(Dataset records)
----

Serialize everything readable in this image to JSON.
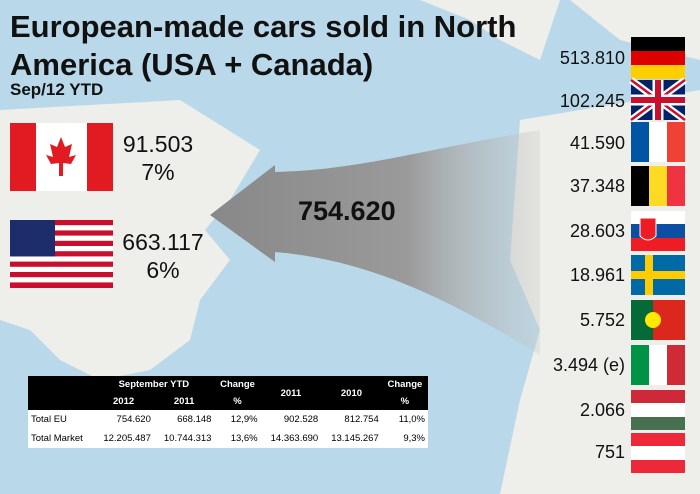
{
  "header": {
    "title": "European-made cars sold in North America (USA + Canada)",
    "subtitle": "Sep/12 YTD"
  },
  "markets": [
    {
      "value": "91.503",
      "share": "7%"
    },
    {
      "value": "663.117",
      "share": "6%"
    }
  ],
  "total": "754.620",
  "countries": [
    "513.810",
    "102.245",
    "41.590",
    "37.348",
    "28.603",
    "18.961",
    "5.752",
    "3.494 (e)",
    "2.066",
    "751"
  ],
  "table": {
    "header": [
      [
        "September YTD",
        "Change",
        "2011",
        "2010",
        "Change"
      ],
      [
        "2012",
        "2011",
        "%",
        "%"
      ]
    ],
    "rows": [
      [
        "Total EU",
        "754.620",
        "668.148",
        "12,9%",
        "902.528",
        "812.754",
        "11,0%"
      ],
      [
        "Total Market",
        "12.205.487",
        "10.744.313",
        "13,6%",
        "14.363.690",
        "13.145.267",
        "9,3%"
      ]
    ]
  }
}
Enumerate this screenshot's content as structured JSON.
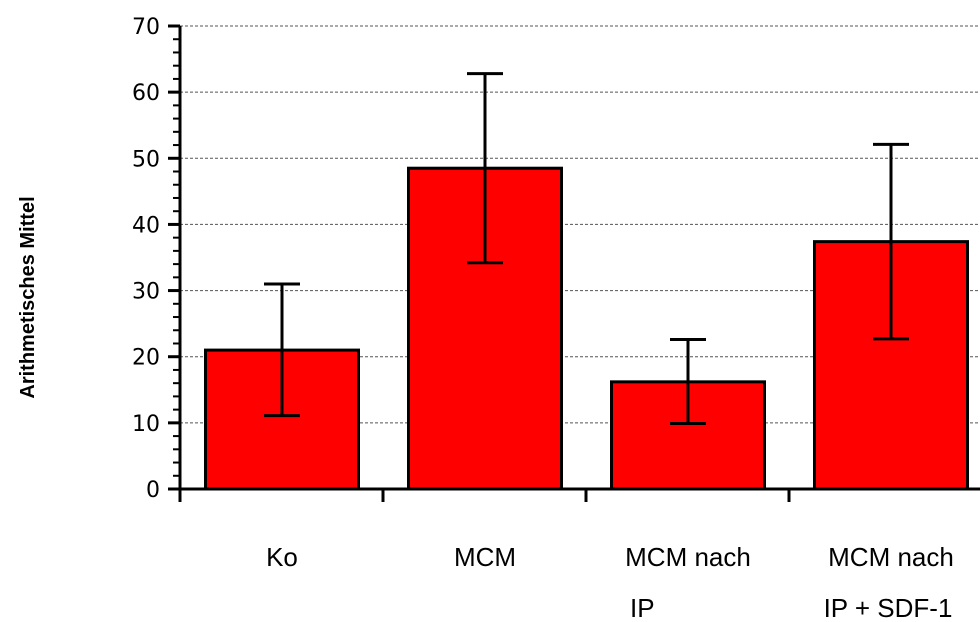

----

TASK REQUIREMENTS → Return every line of the records exactly as given, pictures excluded.

FINAL ANSWER →
Serialize everything readable in this image to JSON.
{
  "header": {
    "title": "European-made cars sold in North America (USA + Canada)",
    "subtitle": "Sep/12 YTD"
  },
  "markets": [
    {
      "value": "91.503",
      "share": "7%"
    },
    {
      "value": "663.117",
      "share": "6%"
    }
  ],
  "total": "754.620",
  "countries": [
    "513.810",
    "102.245",
    "41.590",
    "37.348",
    "28.603",
    "18.961",
    "5.752",
    "3.494 (e)",
    "2.066",
    "751"
  ],
  "table": {
    "header": [
      [
        "September YTD",
        "Change",
        "2011",
        "2010",
        "Change"
      ],
      [
        "2012",
        "2011",
        "%",
        "%"
      ]
    ],
    "rows": [
      [
        "Total EU",
        "754.620",
        "668.148",
        "12,9%",
        "902.528",
        "812.754",
        "11,0%"
      ],
      [
        "Total Market",
        "12.205.487",
        "10.744.313",
        "13,6%",
        "14.363.690",
        "13.145.267",
        "9,3%"
      ]
    ]
  }
}
Enumerate this screenshot's content as structured JSON.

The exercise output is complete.